Copy each line that contains the string "category".
____ DATASET EXTRACT
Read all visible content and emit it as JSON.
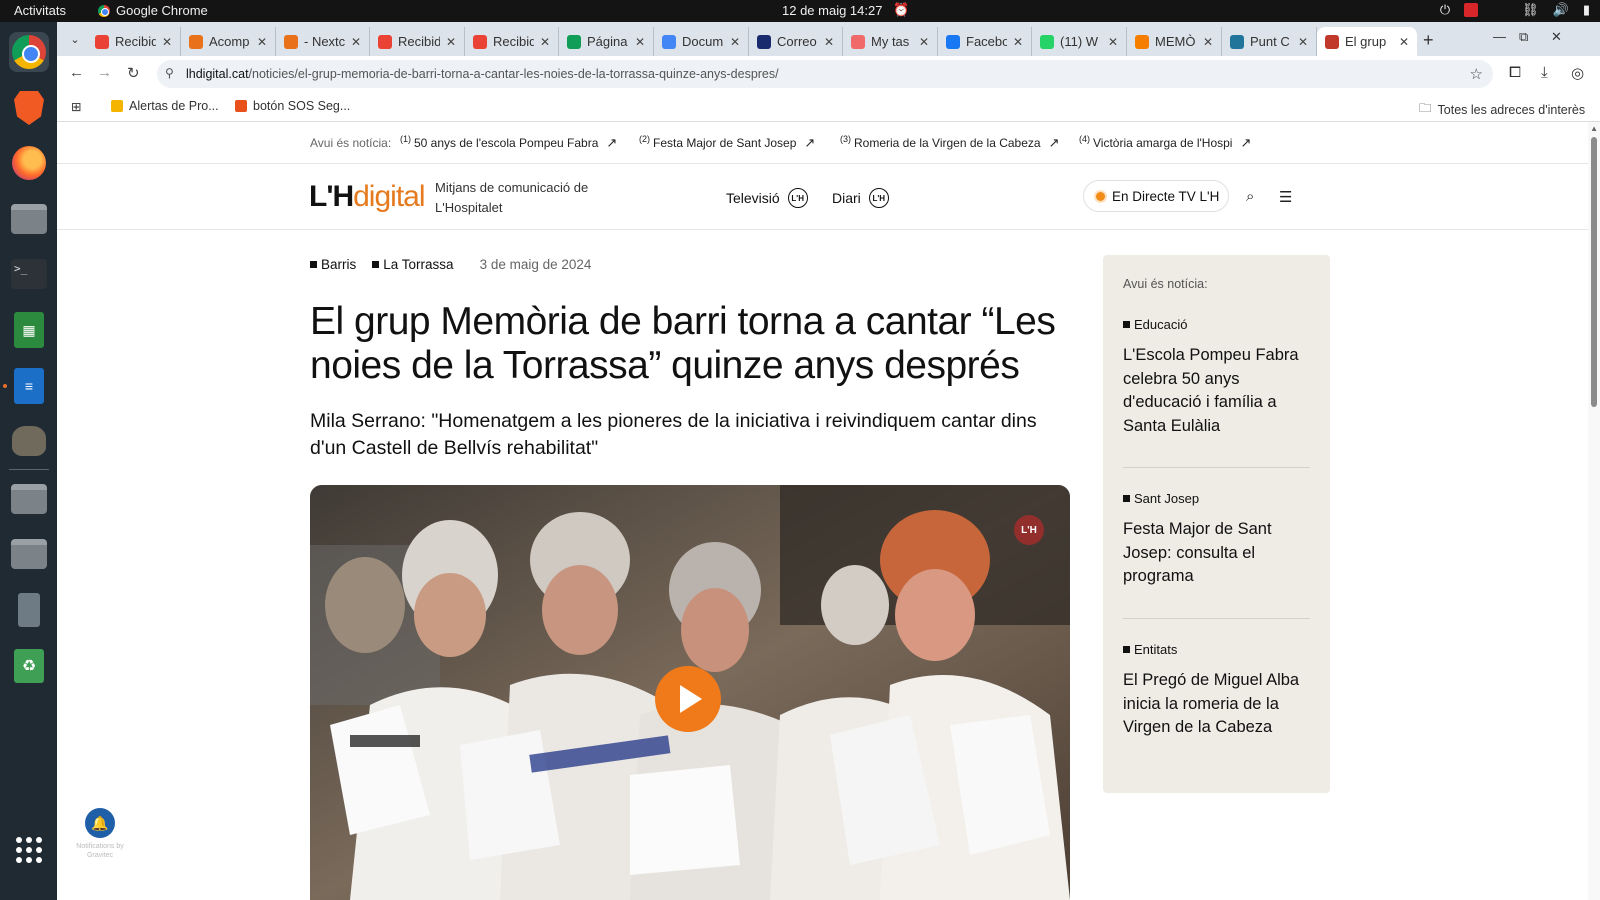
{
  "system_bar": {
    "activities": "Activitats",
    "app_name": "Google Chrome",
    "clock": "12 de maig  14:27"
  },
  "dock": {
    "apps": [
      "Google Chrome",
      "Brave",
      "Firefox",
      "Files",
      "Terminal",
      "LibreOffice Calc",
      "LibreOffice Writer",
      "GIMP",
      "Folder",
      "Folder",
      "USB",
      "Trash",
      "Show Apps"
    ]
  },
  "tabs": [
    {
      "title": "Recibid",
      "icon": "gmail-icon",
      "color": "#ea4335"
    },
    {
      "title": "Acomp",
      "icon": "orange-icon",
      "color": "#e8711a"
    },
    {
      "title": "- Nextc",
      "icon": "orange-icon",
      "color": "#e8711a"
    },
    {
      "title": "Recibid",
      "icon": "gmail-icon",
      "color": "#ea4335"
    },
    {
      "title": "Recibid",
      "icon": "gmail-icon",
      "color": "#ea4335"
    },
    {
      "title": "Página",
      "icon": "drive-icon",
      "color": "#0f9d58"
    },
    {
      "title": "Docum",
      "icon": "docs-icon",
      "color": "#4285f4"
    },
    {
      "title": "Correo",
      "icon": "x-icon",
      "color": "#1a2b6d"
    },
    {
      "title": "My tas",
      "icon": "asana-icon",
      "color": "#f06a6a"
    },
    {
      "title": "Facebo",
      "icon": "facebook-icon",
      "color": "#1877f2"
    },
    {
      "title": "(11) W",
      "icon": "whatsapp-icon",
      "color": "#25d366"
    },
    {
      "title": "MEMÒ",
      "icon": "blogger-icon",
      "color": "#f57d00"
    },
    {
      "title": "Punt C",
      "icon": "wordpress-icon",
      "color": "#21759b"
    },
    {
      "title": "El grup",
      "icon": "lh-icon",
      "color": "#c0392b",
      "active": true
    }
  ],
  "toolbar": {
    "url_domain": "lhdigital.cat",
    "url_path": "/noticies/el-grup-memoria-de-barri-torna-a-cantar-les-noies-de-la-torrassa-quinze-anys-despres/"
  },
  "bookmarks": {
    "items": [
      "Alertas de Pro...",
      "botón SOS Seg..."
    ],
    "all": "Totes les adreces d'interès"
  },
  "ticker": {
    "lead": "Avui és notícia:",
    "items": [
      {
        "num": "(1)",
        "text": "50 anys de l'escola Pompeu Fabra"
      },
      {
        "num": "(2)",
        "text": "Festa Major de Sant Josep"
      },
      {
        "num": "(3)",
        "text": "Romeria de la Virgen de la Cabeza"
      },
      {
        "num": "(4)",
        "text": "Victòria amarga de l'Hospi"
      }
    ]
  },
  "header": {
    "logo_lh": "L'H",
    "logo_digital": "digital",
    "tagline": "Mitjans de comunicació de L'Hospitalet",
    "nav": [
      {
        "label": "Televisió",
        "badge": "L'H"
      },
      {
        "label": "Diari",
        "badge": "L'H"
      }
    ],
    "live": "En Directe TV L'H"
  },
  "article": {
    "categories": [
      "Barris",
      "La Torrassa"
    ],
    "date": "3 de maig de 2024",
    "title": "El grup Memòria de barri torna a cantar “Les noies de la Torrassa” quinze anys després",
    "subtitle": "Mila Serrano: \"Homenatgem a les pioneres de la iniciativa i reivindiquem cantar dins d'un Castell de Bellvís rehabilitat\"",
    "video_watermark": "L'H"
  },
  "sidebar": {
    "lead": "Avui és notícia:",
    "items": [
      {
        "category": "Educació",
        "title": "L'Escola Pompeu Fabra celebra 50 anys d'educació i família a Santa Eulàlia"
      },
      {
        "category": "Sant Josep",
        "title": "Festa Major de Sant Josep: consulta el programa"
      },
      {
        "category": "Entitats",
        "title": "El Pregó de Miguel Alba inicia la romeria de la Virgen de la Cabeza"
      }
    ]
  },
  "notification_widget": {
    "label": "Notifications by Gravitec"
  },
  "colors": {
    "accent": "#e57b1e",
    "play": "#f07a1a",
    "sidebar_bg": "#efece6"
  }
}
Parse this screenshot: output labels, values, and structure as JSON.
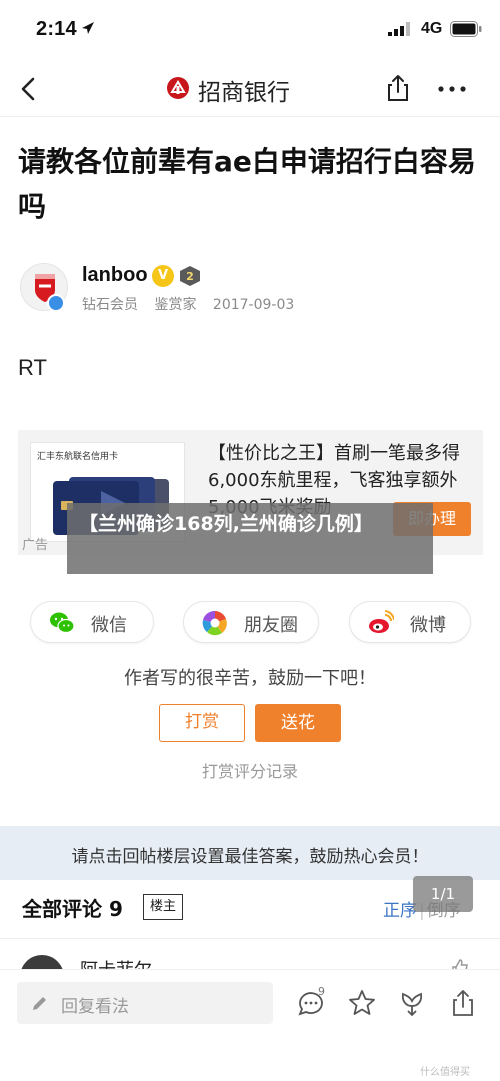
{
  "status_bar": {
    "time": "2:14",
    "network": "4G"
  },
  "nav": {
    "title": "招商银行"
  },
  "post": {
    "title": "请教各位前辈有ae白申请招行白容易吗",
    "author": "lanboo",
    "vip_badge": "V",
    "level": "2",
    "rank": "钻石会员",
    "role": "鉴赏家",
    "date": "2017-09-03",
    "body": "RT"
  },
  "ad": {
    "card_title": "汇丰东航联名信用卡",
    "text": "【性价比之王】首刷一笔最多得6,000东航里程，飞客独享额外5,000飞米奖励",
    "label": "广告",
    "button": "即办理"
  },
  "overlay": {
    "text": "【兰州确诊168列,兰州确诊几例】"
  },
  "share": {
    "wechat": "微信",
    "moments": "朋友圈",
    "weibo": "微博"
  },
  "reward": {
    "note": "作者写的很辛苦，鼓励一下吧！",
    "tip_label": "打赏",
    "gift_label": "送花",
    "record_label": "打赏评分记录"
  },
  "hint": {
    "text": "请点击回帖楼层设置最佳答案，鼓励热心会员！"
  },
  "comments": {
    "title": "全部评论 9",
    "op_filter": "楼主",
    "order_label": "正序",
    "reverse_label": "倒序",
    "page_indicator": "1/1",
    "first_author": "阿卡菲尔"
  },
  "bottom_bar": {
    "reply_placeholder": "回复看法",
    "comment_count": "9",
    "watermark": "什么值得买"
  },
  "colors": {
    "accent_orange": "#f0812c",
    "link_blue": "#3b73c4",
    "hint_bg": "#e7edf4"
  }
}
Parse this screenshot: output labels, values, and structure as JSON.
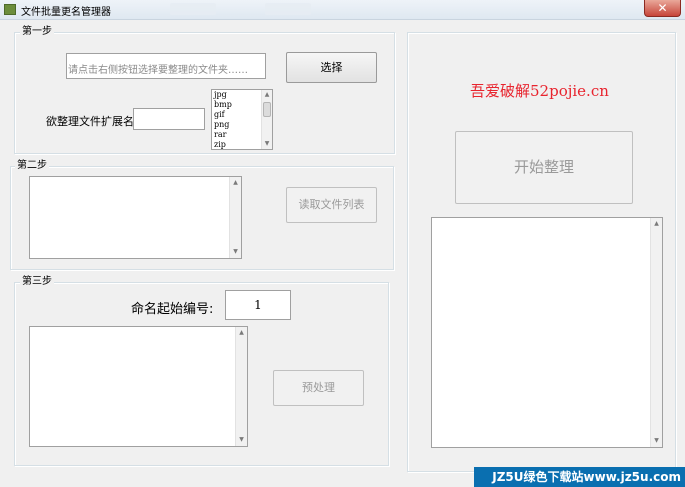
{
  "window": {
    "title": "文件批量更名管理器",
    "close_label": "✕"
  },
  "step1": {
    "legend": "第一步",
    "folder_placeholder": "请点击右侧按钮选择要整理的文件夹……",
    "select_button": "选择",
    "ext_label": "欲整理文件扩展名:",
    "ext_value": "",
    "ext_options": [
      "jpg",
      "bmp",
      "gif",
      "png",
      "rar",
      "zip"
    ]
  },
  "step2": {
    "legend": "第二步",
    "read_button": "读取文件列表"
  },
  "step3": {
    "legend": "第三步",
    "start_label": "命名起始编号:",
    "start_value": "1",
    "preview_button": "预处理"
  },
  "right": {
    "brand": "吾爱破解52pojie.cn",
    "start_button": "开始整理"
  },
  "watermark": "JZ5U绿色下载站www.jz5u.com",
  "colors": {
    "brand": "#e8242e",
    "titlebar": "#dfe8f1",
    "close": "#c7453a"
  }
}
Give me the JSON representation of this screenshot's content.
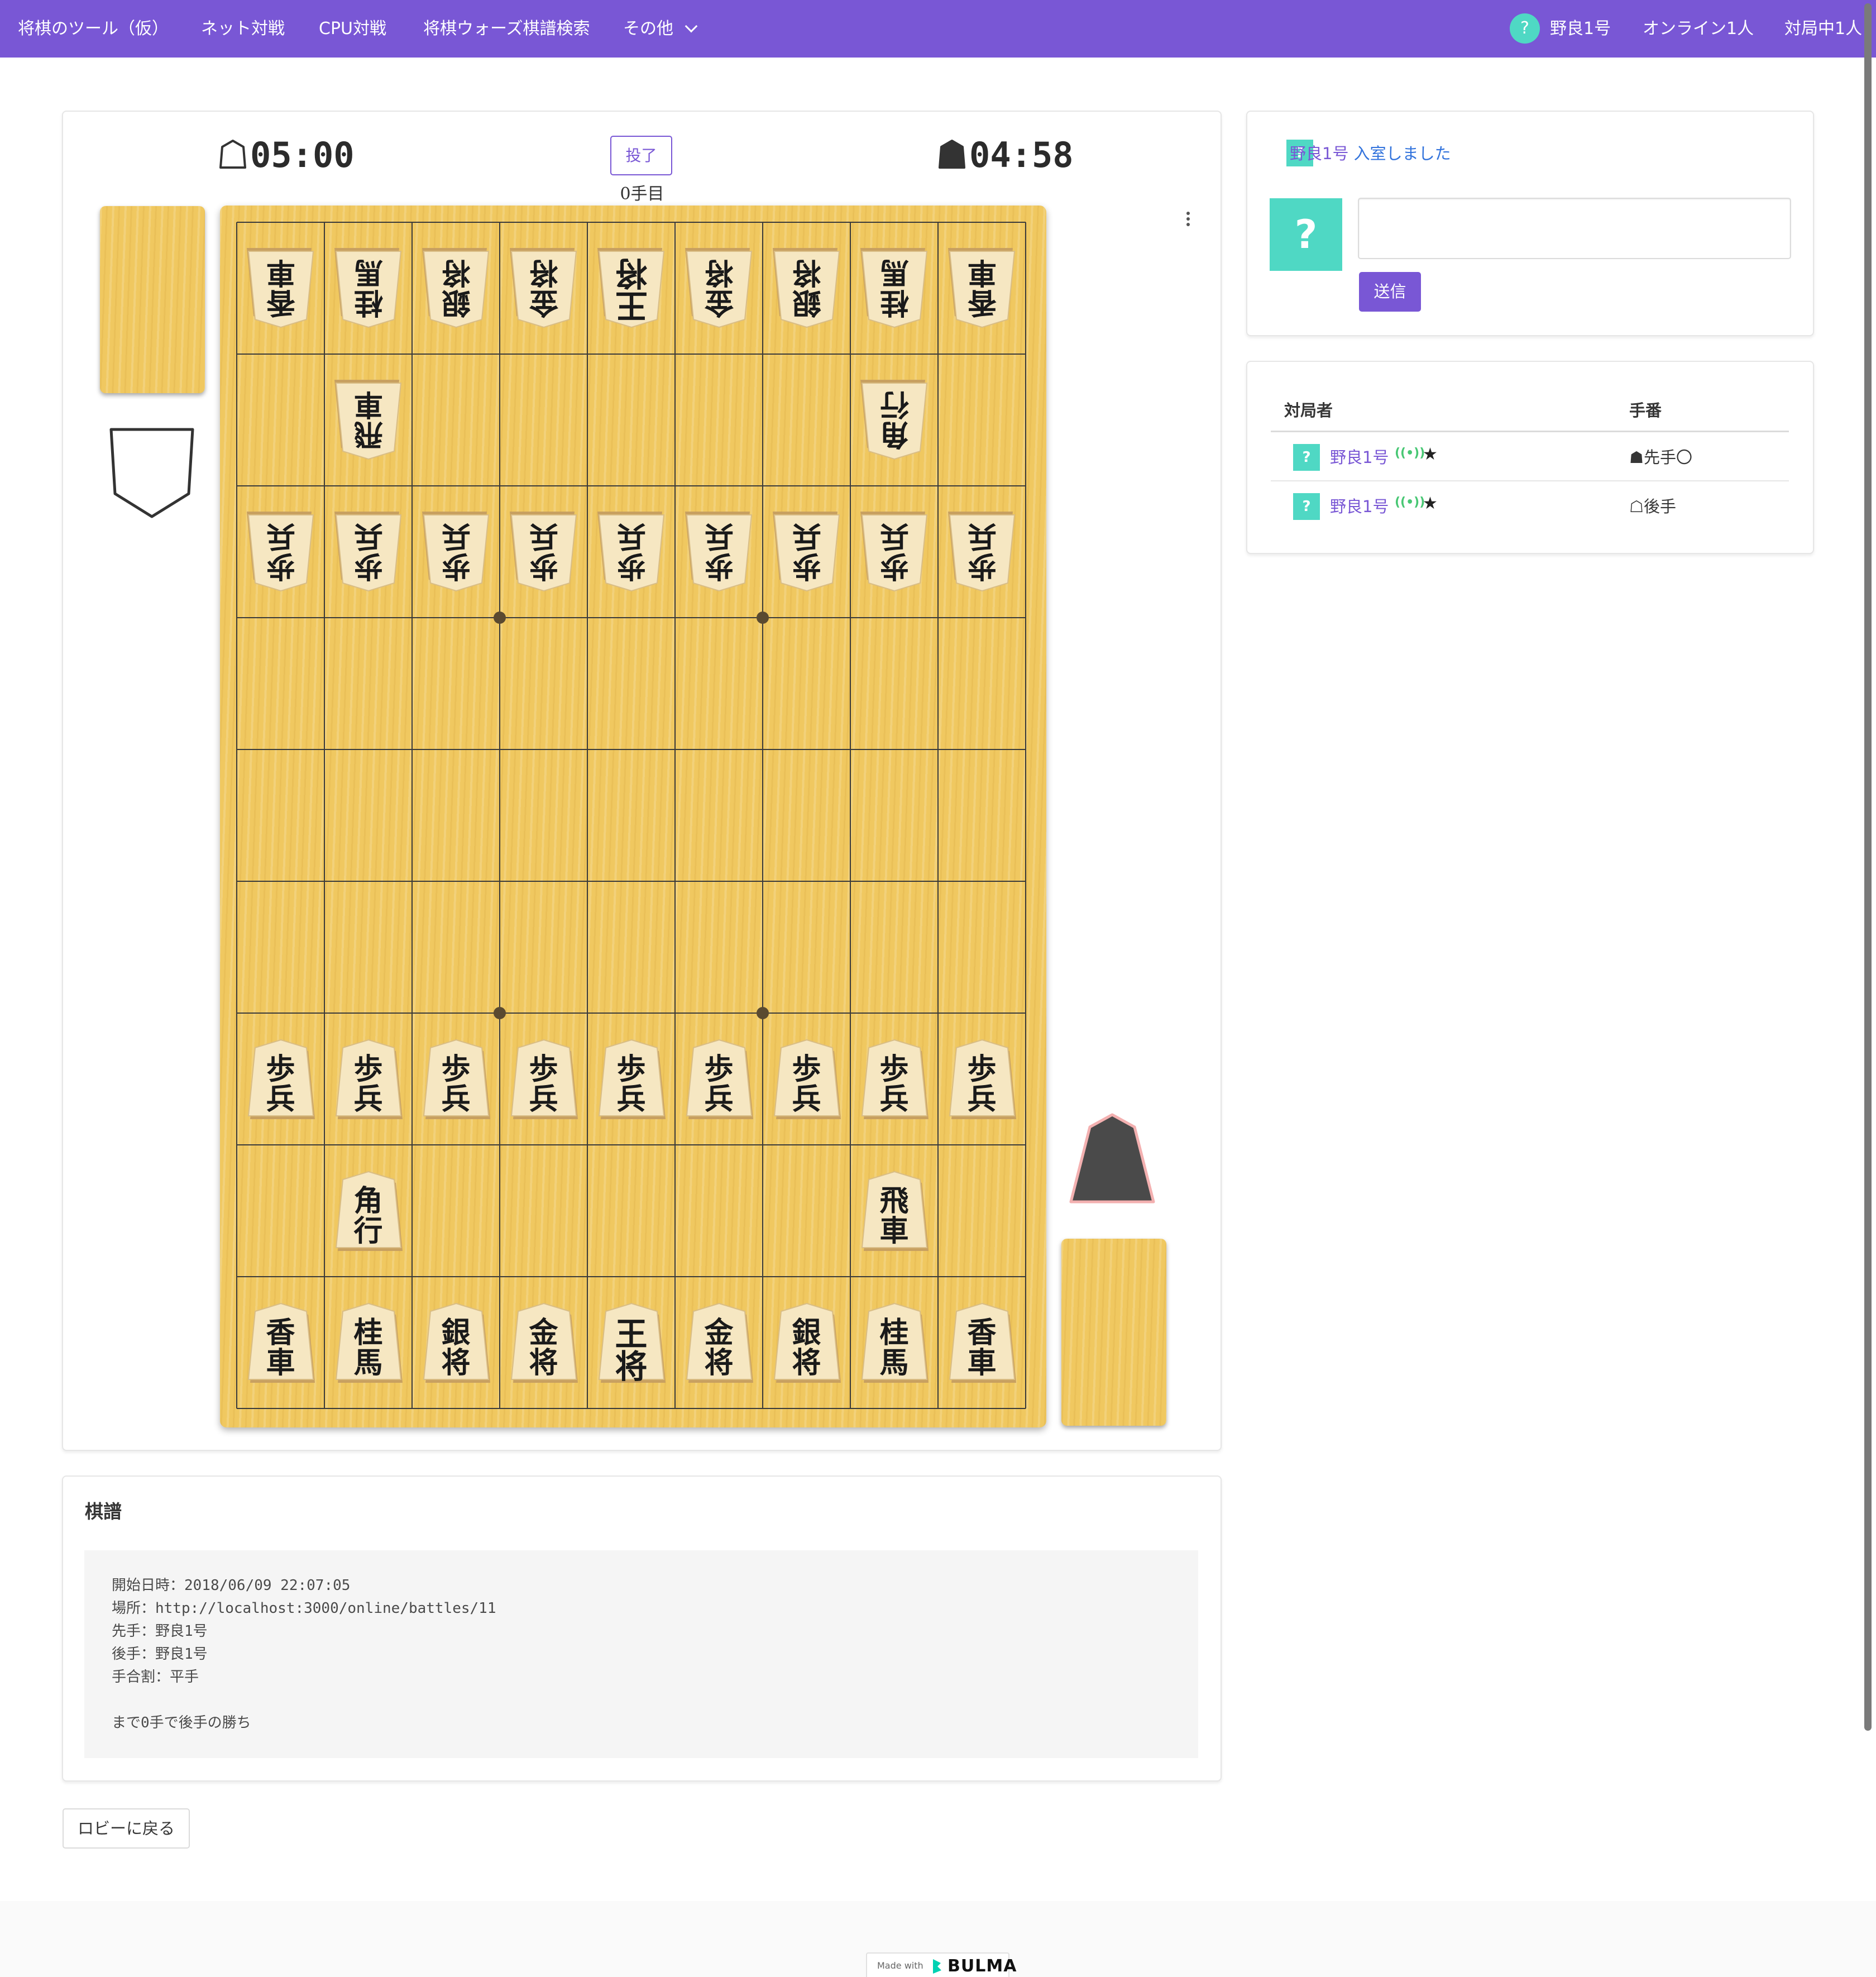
{
  "navbar": {
    "brand": "将棋のツール（仮）",
    "links": [
      "ネット対戦",
      "CPU対戦",
      "将棋ウォーズ棋譜検索",
      "その他"
    ],
    "user_icon": "?",
    "user_name": "野良1号",
    "online_count": "オンライン1人",
    "playing_count": "対局中1人"
  },
  "game": {
    "gote_clock": "05:00",
    "sente_clock": "04:58",
    "resign_label": "投了",
    "move_count": "0手目",
    "board": [
      [
        "香",
        "桂",
        "銀",
        "金",
        "王",
        "金",
        "銀",
        "桂",
        "香"
      ],
      [
        "",
        "飛",
        "",
        "",
        "",
        "",
        "",
        "角",
        ""
      ],
      [
        "歩",
        "歩",
        "歩",
        "歩",
        "歩",
        "歩",
        "歩",
        "歩",
        "歩"
      ],
      [
        "",
        "",
        "",
        "",
        "",
        "",
        "",
        "",
        ""
      ],
      [
        "",
        "",
        "",
        "",
        "",
        "",
        "",
        "",
        ""
      ],
      [
        "",
        "",
        "",
        "",
        "",
        "",
        "",
        "",
        ""
      ],
      [
        "歩",
        "歩",
        "歩",
        "歩",
        "歩",
        "歩",
        "歩",
        "歩",
        "歩"
      ],
      [
        "",
        "角",
        "",
        "",
        "",
        "",
        "",
        "飛",
        ""
      ],
      [
        "香",
        "桂",
        "銀",
        "金",
        "王",
        "金",
        "銀",
        "桂",
        "香"
      ]
    ],
    "piece_labels": {
      "香": "香\n車",
      "桂": "桂\n馬",
      "銀": "銀\n将",
      "金": "金\n将",
      "王": "王\n将",
      "飛": "飛\n車",
      "角": "角\n行",
      "歩": "歩\n兵"
    },
    "colors": {
      "accent": "#7957d5",
      "avatar": "#4fd8c4",
      "online": "#48c774",
      "link": "#3273dc"
    }
  },
  "chat": {
    "message_user": "野良1号",
    "message_text": "入室しました",
    "avatar": "?",
    "input_value": "",
    "send_label": "送信"
  },
  "players": {
    "headers": [
      "対局者",
      "手番"
    ],
    "rows": [
      {
        "avatar": "?",
        "name": "野良1号",
        "online_icon": "((•))",
        "star": "★",
        "side": "☗先手〇"
      },
      {
        "avatar": "?",
        "name": "野良1号",
        "online_icon": "((•))",
        "star": "★",
        "side": "☖後手"
      }
    ]
  },
  "kifu": {
    "title": "棋譜",
    "lines": [
      "開始日時：2018/06/09 22:07:05",
      "場所：http://localhost:3000/online/battles/11",
      "先手：野良1号",
      "後手：野良1号",
      "手合割：平手",
      "",
      "まで0手で後手の勝ち"
    ]
  },
  "lobby_button": "ロビーに戻る",
  "footer": {
    "made_with": "Made with",
    "brand": "BULMA"
  }
}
________
**ANSWER FOR THE TASK:**
        "category": "Educació",
        "category": "Sant Josep",
        "category": "Entitats",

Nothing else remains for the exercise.